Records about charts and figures
-*-*-
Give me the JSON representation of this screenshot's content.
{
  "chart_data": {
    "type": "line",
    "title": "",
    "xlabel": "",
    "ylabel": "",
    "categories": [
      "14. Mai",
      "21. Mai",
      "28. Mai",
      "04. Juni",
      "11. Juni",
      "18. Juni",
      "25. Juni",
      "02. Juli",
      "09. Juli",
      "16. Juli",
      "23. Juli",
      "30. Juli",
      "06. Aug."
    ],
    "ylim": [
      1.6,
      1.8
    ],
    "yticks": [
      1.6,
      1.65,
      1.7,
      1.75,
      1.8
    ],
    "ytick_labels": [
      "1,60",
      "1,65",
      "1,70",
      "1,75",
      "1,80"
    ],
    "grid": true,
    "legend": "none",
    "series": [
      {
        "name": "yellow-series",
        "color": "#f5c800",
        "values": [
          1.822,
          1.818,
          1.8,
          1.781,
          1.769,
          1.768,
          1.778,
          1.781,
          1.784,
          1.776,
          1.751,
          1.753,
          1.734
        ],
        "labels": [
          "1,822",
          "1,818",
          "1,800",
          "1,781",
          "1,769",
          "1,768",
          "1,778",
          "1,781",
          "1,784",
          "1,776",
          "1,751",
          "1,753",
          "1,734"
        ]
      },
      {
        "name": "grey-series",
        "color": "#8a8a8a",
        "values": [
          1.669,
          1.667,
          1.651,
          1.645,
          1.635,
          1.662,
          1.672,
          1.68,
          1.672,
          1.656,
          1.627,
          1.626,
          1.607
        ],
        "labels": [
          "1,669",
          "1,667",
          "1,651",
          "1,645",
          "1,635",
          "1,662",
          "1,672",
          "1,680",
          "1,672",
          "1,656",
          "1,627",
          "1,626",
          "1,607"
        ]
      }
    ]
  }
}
-*-*-
DO THIS — Copy out every line of the material above that mentions the word "name".

FINAL RESULT —
        "name": "yellow-series",
        "name": "grey-series",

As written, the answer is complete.